(Dataset excerpt)
(begin)

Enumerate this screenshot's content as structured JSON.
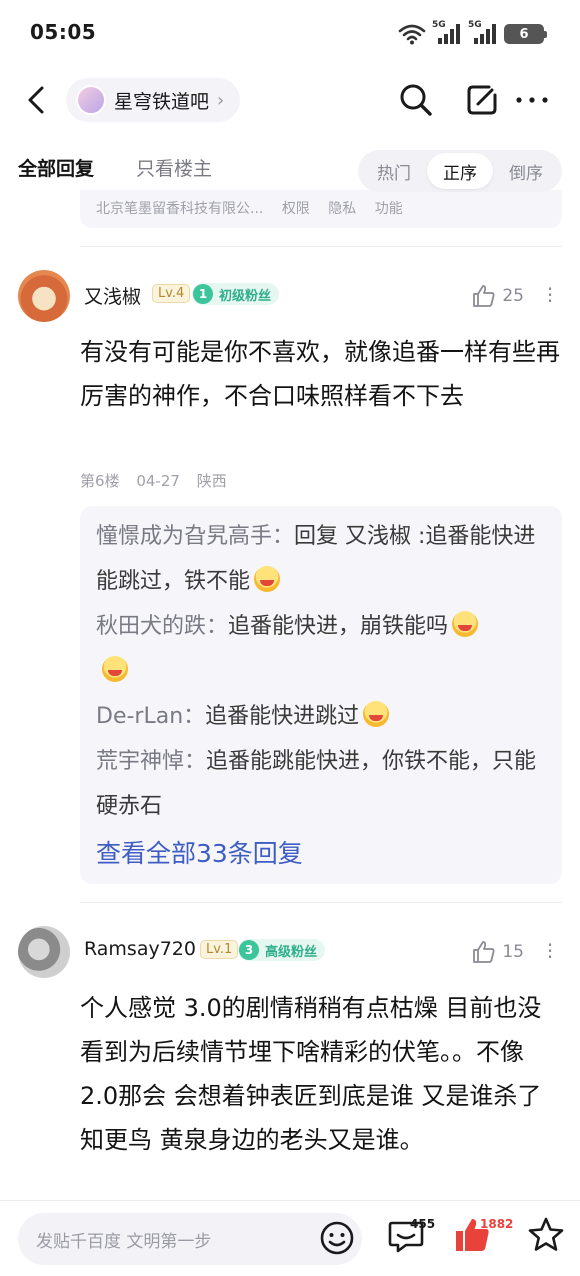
{
  "status_bar": {
    "time": "05:05",
    "signal_1": "5G",
    "signal_2": "5G",
    "battery": "6"
  },
  "nav": {
    "forum_name": "星穹铁道吧"
  },
  "tabs": {
    "all_replies": "全部回复",
    "only_op": "只看楼主",
    "sort": [
      "热门",
      "正序",
      "倒序"
    ],
    "active_sort": "正序"
  },
  "prev_card_footer": {
    "company": "北京笔墨留香科技有限公...",
    "rights": "权限",
    "privacy": "隐私",
    "features": "功能"
  },
  "post1": {
    "username": "又浅椒",
    "level": "Lv.4",
    "fan_level": "1",
    "fan_title": "初级粉丝",
    "likes": "25",
    "text": "有没有可能是你不喜欢，就像追番一样有些再厉害的神作，不合口味照样看不下去",
    "floor": "第6楼",
    "date": "04-27",
    "location": "陕西",
    "replies": [
      {
        "name": "憧憬成为旮旯高手：",
        "text": "回复 又浅椒 :追番能快进能跳过，铁不能"
      },
      {
        "name": "秋田犬的跌：",
        "text": "追番能快进，崩铁能吗"
      },
      {
        "name": "De-rLan：",
        "text": "追番能快进跳过"
      },
      {
        "name": "荒宇神悼：",
        "text": "追番能跳能快进，你铁不能，只能硬赤石"
      }
    ],
    "view_all": "查看全部33条回复"
  },
  "post2": {
    "username": "Ramsay720",
    "level": "Lv.1",
    "fan_level": "3",
    "fan_title": "高级粉丝",
    "likes": "15",
    "text": "个人感觉 3.0的剧情稍稍有点枯燥 目前也没看到为后续情节埋下啥精彩的伏笔。。不像2.0那会 会想着钟表匠到底是谁 又是谁杀了知更鸟 黄泉身边的老头又是谁。"
  },
  "bottom_bar": {
    "placeholder": "发贴千百度 文明第一步",
    "comment_count": "455",
    "like_count": "1882"
  },
  "colors": {
    "accent_blue": "#3d5cc4",
    "fan_green": "#3cc49a",
    "like_red": "#e8423a"
  }
}
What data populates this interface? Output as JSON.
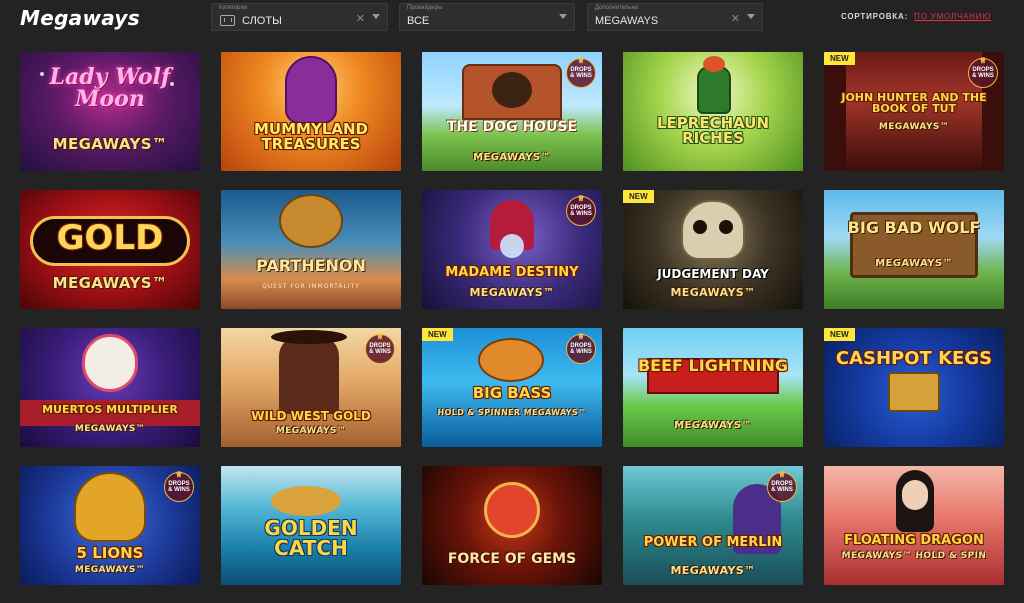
{
  "header": {
    "brand": "Megaways"
  },
  "filters": [
    {
      "label": "Категории",
      "value": "СЛОТЫ",
      "clear": "✕"
    },
    {
      "label": "Провайдеры",
      "value": "ВСЕ"
    },
    {
      "label": "Дополнительно",
      "value": "MEGAWAYS",
      "clear": "✕"
    }
  ],
  "sort": {
    "label": "СОРТИРОВКА:",
    "value": "ПО УМОЛЧАНИЮ"
  },
  "badges": {
    "new": "NEW",
    "drops_line1": "DROPS",
    "drops_line2": "& WINS"
  },
  "games": [
    {
      "title": "Lady Wolf Moon",
      "sub": "MEGAWAYS™"
    },
    {
      "title": "Mummyland Treasures",
      "sub": ""
    },
    {
      "title": "The Dog House",
      "sub": "MEGAWAYS™"
    },
    {
      "title": "Leprechaun Riches",
      "sub": ""
    },
    {
      "title": "John Hunter and the Book of Tut",
      "sub": "MEGAWAYS™"
    },
    {
      "title": "Gold",
      "sub": "MEGAWAYS™"
    },
    {
      "title": "Parthenon",
      "sub": "QUEST FOR IMMORTALITY"
    },
    {
      "title": "Madame Destiny",
      "sub": "MEGAWAYS™"
    },
    {
      "title": "Judgement Day",
      "sub": "MEGAWAYS™"
    },
    {
      "title": "Big Bad Wolf",
      "sub": "MEGAWAYS™"
    },
    {
      "title": "Muertos Multiplier",
      "sub": "MEGAWAYS™"
    },
    {
      "title": "Wild West Gold",
      "sub": "MEGAWAYS™"
    },
    {
      "title": "Big Bass",
      "sub": "HOLD & SPINNER MEGAWAYS™"
    },
    {
      "title": "Beef Lightning",
      "sub": "MEGAWAYS™"
    },
    {
      "title": "Cashpot Kegs",
      "sub": ""
    },
    {
      "title": "5 Lions",
      "sub": "MEGAWAYS™"
    },
    {
      "title": "Golden Catch",
      "sub": ""
    },
    {
      "title": "Force of Gems",
      "sub": ""
    },
    {
      "title": "Power of Merlin",
      "sub": "MEGAWAYS™"
    },
    {
      "title": "Floating Dragon",
      "sub": "MEGAWAYS™ HOLD & SPIN"
    }
  ],
  "colors": {
    "background": "#232323",
    "sort_accent": "#e3304f",
    "new_badge": "#ffe63b"
  }
}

(end)

• **Directions for this task**
Write the listing out a second time exactly, dropping all images.

• **Exercise output**
Enumerate this screenshot's content as structured JSON.
{
  "status_bar": {
    "time": "05:05",
    "signal_1": "5G",
    "signal_2": "5G",
    "battery": "6"
  },
  "nav": {
    "forum_name": "星穹铁道吧"
  },
  "tabs": {
    "all_replies": "全部回复",
    "only_op": "只看楼主",
    "sort": [
      "热门",
      "正序",
      "倒序"
    ],
    "active_sort": "正序"
  },
  "prev_card_footer": {
    "company": "北京笔墨留香科技有限公...",
    "rights": "权限",
    "privacy": "隐私",
    "features": "功能"
  },
  "post1": {
    "username": "又浅椒",
    "level": "Lv.4",
    "fan_level": "1",
    "fan_title": "初级粉丝",
    "likes": "25",
    "text": "有没有可能是你不喜欢，就像追番一样有些再厉害的神作，不合口味照样看不下去",
    "floor": "第6楼",
    "date": "04-27",
    "location": "陕西",
    "replies": [
      {
        "name": "憧憬成为旮旯高手：",
        "text": "回复 又浅椒 :追番能快进能跳过，铁不能"
      },
      {
        "name": "秋田犬的跌：",
        "text": "追番能快进，崩铁能吗"
      },
      {
        "name": "De-rLan：",
        "text": "追番能快进跳过"
      },
      {
        "name": "荒宇神悼：",
        "text": "追番能跳能快进，你铁不能，只能硬赤石"
      }
    ],
    "view_all": "查看全部33条回复"
  },
  "post2": {
    "username": "Ramsay720",
    "level": "Lv.1",
    "fan_level": "3",
    "fan_title": "高级粉丝",
    "likes": "15",
    "text": "个人感觉 3.0的剧情稍稍有点枯燥 目前也没看到为后续情节埋下啥精彩的伏笔。。不像2.0那会 会想着钟表匠到底是谁 又是谁杀了知更鸟 黄泉身边的老头又是谁。"
  },
  "bottom_bar": {
    "placeholder": "发贴千百度 文明第一步",
    "comment_count": "455",
    "like_count": "1882"
  },
  "colors": {
    "accent_blue": "#3d5cc4",
    "fan_green": "#3cc49a",
    "like_red": "#e8423a"
  }
}
What data populates this interface? Output as JSON.
{
  "header": {
    "brand": "Megaways"
  },
  "filters": [
    {
      "label": "Категории",
      "value": "СЛОТЫ",
      "clear": "✕"
    },
    {
      "label": "Провайдеры",
      "value": "ВСЕ"
    },
    {
      "label": "Дополнительно",
      "value": "MEGAWAYS",
      "clear": "✕"
    }
  ],
  "sort": {
    "label": "СОРТИРОВКА:",
    "value": "ПО УМОЛЧАНИЮ"
  },
  "badges": {
    "new": "NEW",
    "drops_line1": "DROPS",
    "drops_line2": "& WINS"
  },
  "games": [
    {
      "title": "Lady Wolf Moon",
      "sub": "MEGAWAYS™"
    },
    {
      "title": "Mummyland Treasures",
      "sub": ""
    },
    {
      "title": "The Dog House",
      "sub": "MEGAWAYS™"
    },
    {
      "title": "Leprechaun Riches",
      "sub": ""
    },
    {
      "title": "John Hunter and the Book of Tut",
      "sub": "MEGAWAYS™"
    },
    {
      "title": "Gold",
      "sub": "MEGAWAYS™"
    },
    {
      "title": "Parthenon",
      "sub": "QUEST FOR IMMORTALITY"
    },
    {
      "title": "Madame Destiny",
      "sub": "MEGAWAYS™"
    },
    {
      "title": "Judgement Day",
      "sub": "MEGAWAYS™"
    },
    {
      "title": "Big Bad Wolf",
      "sub": "MEGAWAYS™"
    },
    {
      "title": "Muertos Multiplier",
      "sub": "MEGAWAYS™"
    },
    {
      "title": "Wild West Gold",
      "sub": "MEGAWAYS™"
    },
    {
      "title": "Big Bass",
      "sub": "HOLD & SPINNER MEGAWAYS™"
    },
    {
      "title": "Beef Lightning",
      "sub": "MEGAWAYS™"
    },
    {
      "title": "Cashpot Kegs",
      "sub": ""
    },
    {
      "title": "5 Lions",
      "sub": "MEGAWAYS™"
    },
    {
      "title": "Golden Catch",
      "sub": ""
    },
    {
      "title": "Force of Gems",
      "sub": ""
    },
    {
      "title": "Power of Merlin",
      "sub": "MEGAWAYS™"
    },
    {
      "title": "Floating Dragon",
      "sub": "MEGAWAYS™ HOLD & SPIN"
    }
  ],
  "colors": {
    "background": "#232323",
    "sort_accent": "#e3304f",
    "new_badge": "#ffe63b"
  }
}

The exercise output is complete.